- Directions for this task: All of the records below need to be copied exactly.
— Start Entries —
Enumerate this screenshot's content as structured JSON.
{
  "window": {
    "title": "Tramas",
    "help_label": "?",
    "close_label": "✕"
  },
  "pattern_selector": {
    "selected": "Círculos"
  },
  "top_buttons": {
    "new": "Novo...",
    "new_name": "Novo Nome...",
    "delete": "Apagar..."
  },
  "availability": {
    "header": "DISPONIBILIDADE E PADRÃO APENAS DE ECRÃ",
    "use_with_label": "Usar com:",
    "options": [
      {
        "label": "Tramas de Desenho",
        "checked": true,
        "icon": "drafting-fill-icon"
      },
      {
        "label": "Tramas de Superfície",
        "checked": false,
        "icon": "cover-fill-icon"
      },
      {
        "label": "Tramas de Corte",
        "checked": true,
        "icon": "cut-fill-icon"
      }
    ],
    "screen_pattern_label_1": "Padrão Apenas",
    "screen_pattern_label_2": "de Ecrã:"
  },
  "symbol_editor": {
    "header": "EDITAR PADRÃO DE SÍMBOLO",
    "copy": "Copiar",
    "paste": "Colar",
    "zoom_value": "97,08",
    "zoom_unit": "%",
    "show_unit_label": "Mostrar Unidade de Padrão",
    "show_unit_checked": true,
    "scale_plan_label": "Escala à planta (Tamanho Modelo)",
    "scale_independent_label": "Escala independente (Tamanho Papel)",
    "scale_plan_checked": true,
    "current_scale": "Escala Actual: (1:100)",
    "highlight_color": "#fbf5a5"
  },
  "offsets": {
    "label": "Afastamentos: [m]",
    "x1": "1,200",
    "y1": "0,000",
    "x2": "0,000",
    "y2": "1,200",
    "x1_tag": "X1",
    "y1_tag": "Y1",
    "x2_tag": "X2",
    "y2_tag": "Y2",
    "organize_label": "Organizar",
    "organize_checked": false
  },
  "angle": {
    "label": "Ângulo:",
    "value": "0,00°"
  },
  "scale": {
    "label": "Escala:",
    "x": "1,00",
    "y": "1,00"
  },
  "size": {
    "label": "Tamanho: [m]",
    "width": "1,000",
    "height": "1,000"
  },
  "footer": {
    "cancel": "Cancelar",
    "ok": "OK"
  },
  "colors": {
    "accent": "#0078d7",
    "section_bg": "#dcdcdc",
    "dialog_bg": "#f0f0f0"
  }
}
— End Entries —
- Solution below:
Enumerate this screenshot's content as structured JSON.
{
  "window": {
    "title": "Tramas",
    "help_label": "?",
    "close_label": "✕"
  },
  "pattern_selector": {
    "selected": "Círculos"
  },
  "top_buttons": {
    "new": "Novo...",
    "new_name": "Novo Nome...",
    "delete": "Apagar..."
  },
  "availability": {
    "header": "DISPONIBILIDADE E PADRÃO APENAS DE ECRÃ",
    "use_with_label": "Usar com:",
    "options": [
      {
        "label": "Tramas de Desenho",
        "checked": true,
        "icon": "drafting-fill-icon"
      },
      {
        "label": "Tramas de Superfície",
        "checked": false,
        "icon": "cover-fill-icon"
      },
      {
        "label": "Tramas de Corte",
        "checked": true,
        "icon": "cut-fill-icon"
      }
    ],
    "screen_pattern_label_1": "Padrão Apenas",
    "screen_pattern_label_2": "de Ecrã:"
  },
  "symbol_editor": {
    "header": "EDITAR PADRÃO DE SÍMBOLO",
    "copy": "Copiar",
    "paste": "Colar",
    "zoom_value": "97,08",
    "zoom_unit": "%",
    "show_unit_label": "Mostrar Unidade de Padrão",
    "show_unit_checked": true,
    "scale_plan_label": "Escala à planta (Tamanho Modelo)",
    "scale_independent_label": "Escala independente (Tamanho Papel)",
    "scale_plan_checked": true,
    "current_scale": "Escala Actual: (1:100)",
    "highlight_color": "#fbf5a5"
  },
  "offsets": {
    "label": "Afastamentos: [m]",
    "x1": "1,200",
    "y1": "0,000",
    "x2": "0,000",
    "y2": "1,200",
    "x1_tag": "X1",
    "y1_tag": "Y1",
    "x2_tag": "X2",
    "y2_tag": "Y2",
    "organize_label": "Organizar",
    "organize_checked": false
  },
  "angle": {
    "label": "Ângulo:",
    "value": "0,00°"
  },
  "scale": {
    "label": "Escala:",
    "x": "1,00",
    "y": "1,00"
  },
  "size": {
    "label": "Tamanho: [m]",
    "width": "1,000",
    "height": "1,000"
  },
  "footer": {
    "cancel": "Cancelar",
    "ok": "OK"
  },
  "colors": {
    "accent": "#0078d7",
    "section_bg": "#dcdcdc",
    "dialog_bg": "#f0f0f0"
  }
}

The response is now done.